Text to read:
When it comes to space exploration and in particular the Mars (the famed Red Planet), an important event scheduled to take place next month in July 2020 – NASA’s 5th MARS rover is scheduled to be launched and is expected to land in MARS on February 2021. Information & Image Sources: Wikipedia & NASA & JPL
List of Rovers on MARS
As at todate, we have sent 6 rovers to the Red Planet of which 2 are from the Soviet and 4 is from the US:-
Mars 2, Prop-M rover, 1971, Mars 2 landing failed taking Prop-M with it. The Mars 2 and 3 spacecraft from the Soviet Union had identical 4.5 kg Prop-M rovers. They were to move on skis while connected to the landers with cables.
Mars 3, Prop-M rover, 1971, lost when Mars 3 lander stopped communicating about 20 seconds after landing.
Sojourner rover, Mars Pathfinder, landed successfully on July 4, 1997. Communications were lost on September 27, 1997.
Spirit (MER-A), Mars Exploration Rover, launched on June 10, 2003, and landed on January 4, 2004. Nearly 6 years after the original mission limit, Spirit had covered a total distance of 7.73 km (4.80 mi) but its wheels became trapped in sand. The last communication received from the rover was on March 22, 2010, and NASA ceased attempts to re-establish communication on May 25, 2011.

Written exercise:
According to the Mars rover text, on what date did NASA stop trying to re-establish communication with Spirit? The lines that follow come from a different source than the Mars rover text.

Dataset:
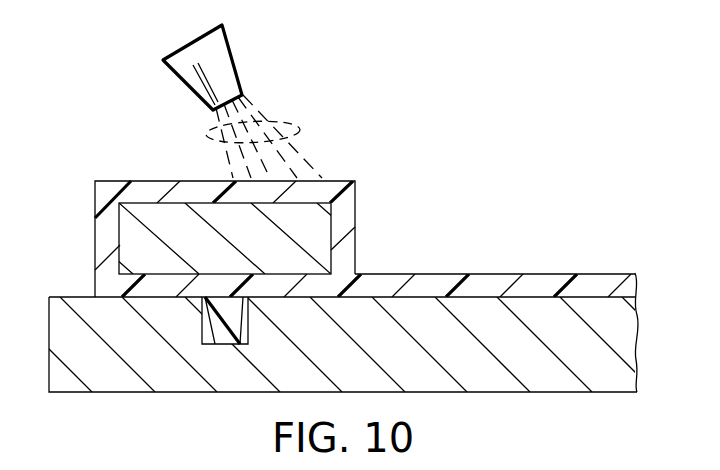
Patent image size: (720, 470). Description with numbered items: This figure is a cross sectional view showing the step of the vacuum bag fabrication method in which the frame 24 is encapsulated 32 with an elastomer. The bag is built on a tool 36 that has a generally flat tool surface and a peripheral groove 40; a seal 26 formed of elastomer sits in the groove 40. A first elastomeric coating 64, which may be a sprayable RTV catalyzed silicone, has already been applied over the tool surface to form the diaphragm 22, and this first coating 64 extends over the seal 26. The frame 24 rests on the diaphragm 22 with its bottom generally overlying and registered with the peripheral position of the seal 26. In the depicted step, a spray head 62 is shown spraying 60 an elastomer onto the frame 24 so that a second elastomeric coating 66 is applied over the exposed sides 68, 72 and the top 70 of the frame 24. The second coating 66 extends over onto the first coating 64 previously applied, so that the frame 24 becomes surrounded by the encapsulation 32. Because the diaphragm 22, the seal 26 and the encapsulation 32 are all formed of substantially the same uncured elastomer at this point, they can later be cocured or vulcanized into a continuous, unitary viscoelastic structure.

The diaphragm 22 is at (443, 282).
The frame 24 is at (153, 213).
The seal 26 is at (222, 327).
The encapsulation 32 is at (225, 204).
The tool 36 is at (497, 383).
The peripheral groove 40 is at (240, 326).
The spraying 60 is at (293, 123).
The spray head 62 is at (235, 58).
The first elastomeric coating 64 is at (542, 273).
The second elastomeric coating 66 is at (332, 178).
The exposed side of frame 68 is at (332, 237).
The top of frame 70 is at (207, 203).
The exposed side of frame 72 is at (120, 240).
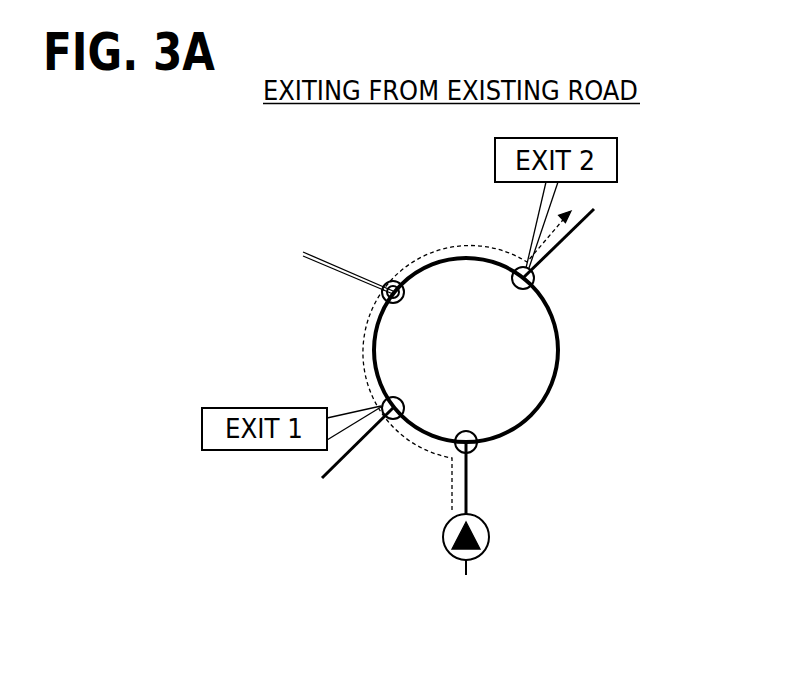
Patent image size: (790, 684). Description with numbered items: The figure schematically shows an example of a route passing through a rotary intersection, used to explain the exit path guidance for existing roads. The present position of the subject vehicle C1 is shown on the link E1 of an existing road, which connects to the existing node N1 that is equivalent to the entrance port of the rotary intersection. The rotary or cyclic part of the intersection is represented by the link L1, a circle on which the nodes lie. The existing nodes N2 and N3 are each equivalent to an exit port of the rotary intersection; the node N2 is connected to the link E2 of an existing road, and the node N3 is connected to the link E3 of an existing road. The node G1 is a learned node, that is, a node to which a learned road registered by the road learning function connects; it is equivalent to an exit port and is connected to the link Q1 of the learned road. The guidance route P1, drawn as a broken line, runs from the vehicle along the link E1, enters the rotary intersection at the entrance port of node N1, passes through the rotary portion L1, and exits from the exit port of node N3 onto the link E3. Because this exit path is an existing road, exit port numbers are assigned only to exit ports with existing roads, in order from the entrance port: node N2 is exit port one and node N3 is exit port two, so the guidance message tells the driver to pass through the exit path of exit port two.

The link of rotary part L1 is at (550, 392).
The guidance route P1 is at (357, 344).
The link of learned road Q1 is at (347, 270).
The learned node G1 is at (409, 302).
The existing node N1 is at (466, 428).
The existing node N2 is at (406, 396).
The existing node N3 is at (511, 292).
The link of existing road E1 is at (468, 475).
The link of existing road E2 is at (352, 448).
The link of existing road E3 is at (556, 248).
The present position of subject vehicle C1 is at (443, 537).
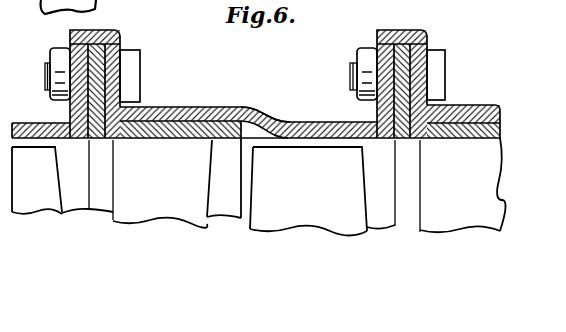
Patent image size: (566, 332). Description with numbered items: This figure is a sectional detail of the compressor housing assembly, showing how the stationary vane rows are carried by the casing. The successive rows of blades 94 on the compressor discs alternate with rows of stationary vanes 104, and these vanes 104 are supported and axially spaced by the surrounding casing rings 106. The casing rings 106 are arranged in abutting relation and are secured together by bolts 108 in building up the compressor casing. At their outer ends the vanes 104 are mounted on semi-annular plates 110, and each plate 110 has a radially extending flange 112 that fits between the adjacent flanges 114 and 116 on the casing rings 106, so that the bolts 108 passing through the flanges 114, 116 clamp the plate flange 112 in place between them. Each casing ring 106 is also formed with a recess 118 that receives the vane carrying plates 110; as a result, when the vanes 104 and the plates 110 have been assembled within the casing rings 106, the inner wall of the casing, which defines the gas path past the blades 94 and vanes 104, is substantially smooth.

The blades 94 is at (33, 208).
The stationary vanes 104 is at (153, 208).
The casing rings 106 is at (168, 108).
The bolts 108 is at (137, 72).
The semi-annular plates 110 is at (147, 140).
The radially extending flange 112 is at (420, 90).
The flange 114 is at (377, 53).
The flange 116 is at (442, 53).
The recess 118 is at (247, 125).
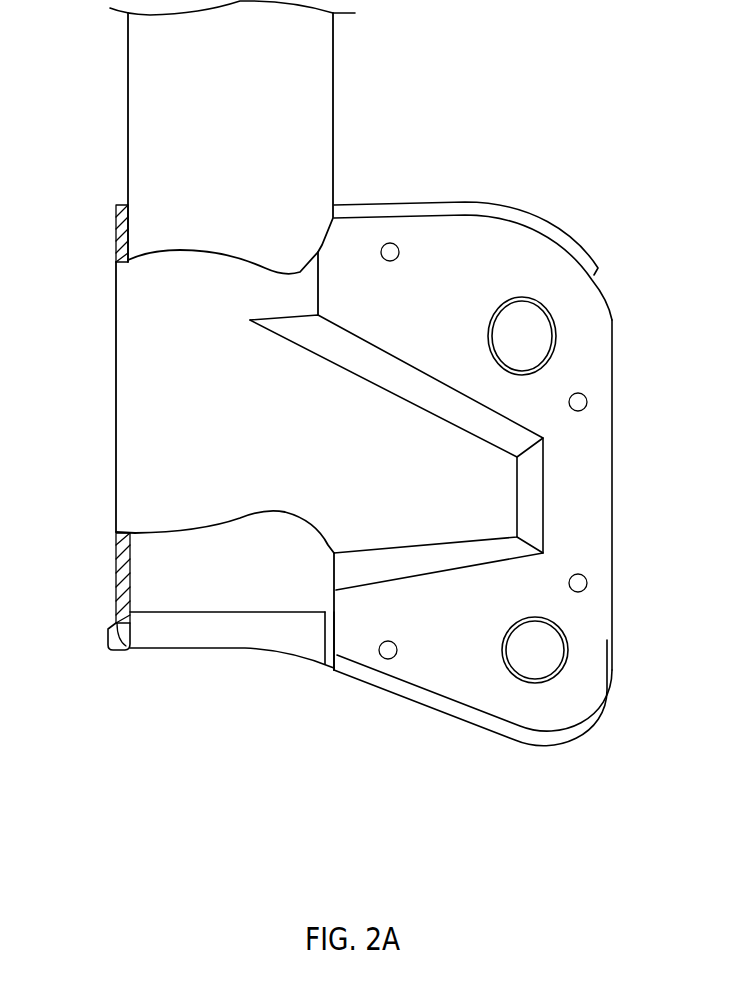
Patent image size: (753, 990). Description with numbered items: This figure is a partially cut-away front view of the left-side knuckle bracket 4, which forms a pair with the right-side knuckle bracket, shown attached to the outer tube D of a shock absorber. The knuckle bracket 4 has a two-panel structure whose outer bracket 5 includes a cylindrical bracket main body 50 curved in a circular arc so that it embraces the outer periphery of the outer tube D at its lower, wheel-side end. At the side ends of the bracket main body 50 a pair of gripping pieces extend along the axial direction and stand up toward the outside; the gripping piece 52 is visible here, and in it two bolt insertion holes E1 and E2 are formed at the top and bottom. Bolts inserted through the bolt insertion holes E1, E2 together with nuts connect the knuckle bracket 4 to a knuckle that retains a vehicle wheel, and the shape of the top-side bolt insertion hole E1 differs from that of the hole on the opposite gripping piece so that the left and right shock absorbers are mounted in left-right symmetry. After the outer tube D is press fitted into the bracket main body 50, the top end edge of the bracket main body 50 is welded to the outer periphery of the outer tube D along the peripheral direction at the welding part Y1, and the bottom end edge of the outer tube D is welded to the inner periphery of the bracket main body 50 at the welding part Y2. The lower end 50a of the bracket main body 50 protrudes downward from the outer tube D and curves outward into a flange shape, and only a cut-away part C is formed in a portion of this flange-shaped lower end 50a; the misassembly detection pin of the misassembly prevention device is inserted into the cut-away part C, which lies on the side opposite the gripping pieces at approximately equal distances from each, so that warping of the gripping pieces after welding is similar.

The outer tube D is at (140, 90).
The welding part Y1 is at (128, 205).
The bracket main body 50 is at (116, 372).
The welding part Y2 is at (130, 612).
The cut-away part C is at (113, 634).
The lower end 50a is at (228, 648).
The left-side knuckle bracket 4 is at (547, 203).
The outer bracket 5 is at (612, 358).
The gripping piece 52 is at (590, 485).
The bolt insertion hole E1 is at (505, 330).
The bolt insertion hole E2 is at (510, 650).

* * *

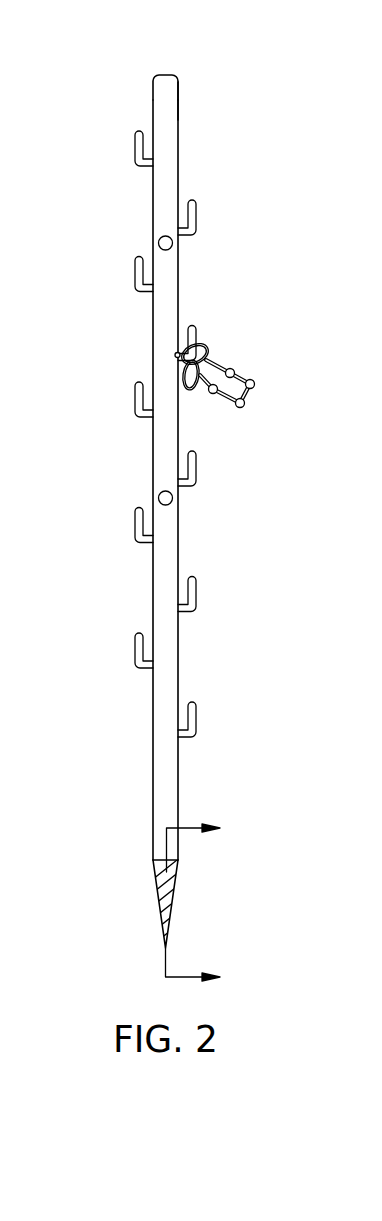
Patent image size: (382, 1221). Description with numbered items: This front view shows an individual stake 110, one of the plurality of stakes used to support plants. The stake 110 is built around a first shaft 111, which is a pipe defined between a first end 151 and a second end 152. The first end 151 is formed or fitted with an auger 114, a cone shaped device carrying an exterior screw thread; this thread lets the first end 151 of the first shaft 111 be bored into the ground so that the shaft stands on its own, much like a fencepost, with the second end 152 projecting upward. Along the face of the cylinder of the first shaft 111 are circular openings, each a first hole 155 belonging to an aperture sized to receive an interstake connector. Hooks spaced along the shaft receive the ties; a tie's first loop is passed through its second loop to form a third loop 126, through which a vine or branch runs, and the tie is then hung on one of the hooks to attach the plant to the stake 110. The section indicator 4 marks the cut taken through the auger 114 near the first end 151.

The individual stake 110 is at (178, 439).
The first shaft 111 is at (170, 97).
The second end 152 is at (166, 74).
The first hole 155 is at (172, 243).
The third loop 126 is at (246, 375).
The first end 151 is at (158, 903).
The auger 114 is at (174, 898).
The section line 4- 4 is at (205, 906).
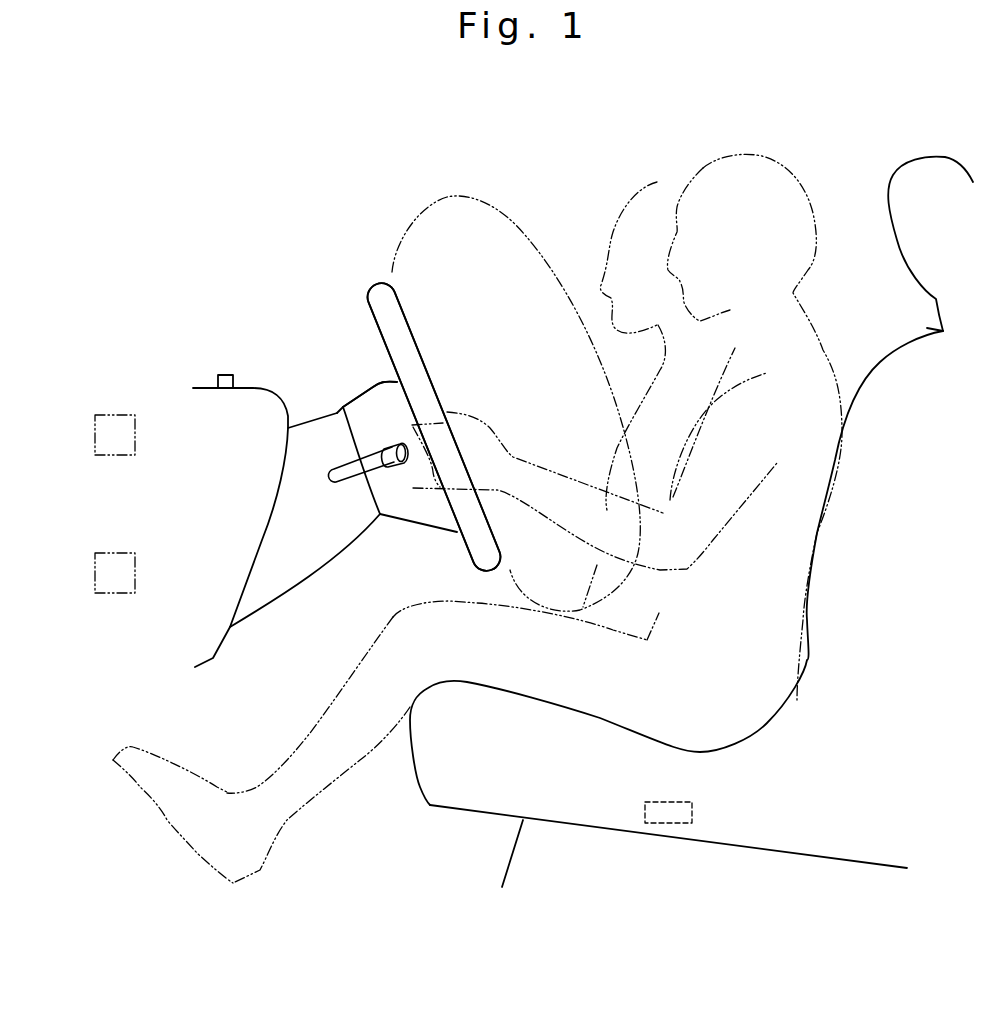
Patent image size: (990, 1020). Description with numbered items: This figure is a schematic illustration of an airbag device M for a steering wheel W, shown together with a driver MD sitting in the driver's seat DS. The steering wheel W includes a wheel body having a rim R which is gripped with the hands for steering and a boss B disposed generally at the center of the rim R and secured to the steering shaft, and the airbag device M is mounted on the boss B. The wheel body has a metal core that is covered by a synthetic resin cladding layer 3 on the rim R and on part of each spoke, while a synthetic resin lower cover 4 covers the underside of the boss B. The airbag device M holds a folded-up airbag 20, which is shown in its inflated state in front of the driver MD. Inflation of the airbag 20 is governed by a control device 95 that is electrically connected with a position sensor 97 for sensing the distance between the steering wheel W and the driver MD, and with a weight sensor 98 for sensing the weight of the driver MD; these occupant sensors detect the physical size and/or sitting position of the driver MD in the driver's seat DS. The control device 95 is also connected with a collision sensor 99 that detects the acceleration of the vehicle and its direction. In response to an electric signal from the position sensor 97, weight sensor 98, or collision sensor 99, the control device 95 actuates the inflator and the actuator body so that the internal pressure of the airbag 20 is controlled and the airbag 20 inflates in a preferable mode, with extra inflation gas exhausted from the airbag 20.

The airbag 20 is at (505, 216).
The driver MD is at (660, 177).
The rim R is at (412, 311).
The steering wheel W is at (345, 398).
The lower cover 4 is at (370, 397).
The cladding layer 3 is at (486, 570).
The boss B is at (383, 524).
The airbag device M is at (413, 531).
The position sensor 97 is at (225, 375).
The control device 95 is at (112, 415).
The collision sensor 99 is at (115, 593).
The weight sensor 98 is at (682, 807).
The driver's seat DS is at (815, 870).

==

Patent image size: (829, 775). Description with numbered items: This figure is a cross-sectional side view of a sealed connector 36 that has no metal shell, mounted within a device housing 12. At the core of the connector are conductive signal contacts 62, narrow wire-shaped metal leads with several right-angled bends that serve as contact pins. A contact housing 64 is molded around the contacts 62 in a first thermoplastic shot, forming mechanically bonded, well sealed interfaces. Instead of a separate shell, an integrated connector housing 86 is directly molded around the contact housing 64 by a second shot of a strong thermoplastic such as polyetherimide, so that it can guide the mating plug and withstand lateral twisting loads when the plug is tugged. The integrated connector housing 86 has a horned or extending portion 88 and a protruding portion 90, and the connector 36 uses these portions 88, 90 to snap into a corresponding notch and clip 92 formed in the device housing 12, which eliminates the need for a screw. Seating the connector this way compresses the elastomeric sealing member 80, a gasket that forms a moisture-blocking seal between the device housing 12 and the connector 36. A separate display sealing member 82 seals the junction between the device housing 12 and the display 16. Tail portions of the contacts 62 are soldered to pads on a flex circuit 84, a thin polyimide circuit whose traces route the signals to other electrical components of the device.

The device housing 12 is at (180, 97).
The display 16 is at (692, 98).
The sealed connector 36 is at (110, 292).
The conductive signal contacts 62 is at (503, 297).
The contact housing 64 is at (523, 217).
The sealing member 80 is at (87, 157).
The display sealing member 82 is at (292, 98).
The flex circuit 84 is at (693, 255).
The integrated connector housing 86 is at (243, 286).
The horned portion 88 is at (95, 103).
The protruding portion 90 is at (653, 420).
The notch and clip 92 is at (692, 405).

Task result:
May 25, 2011.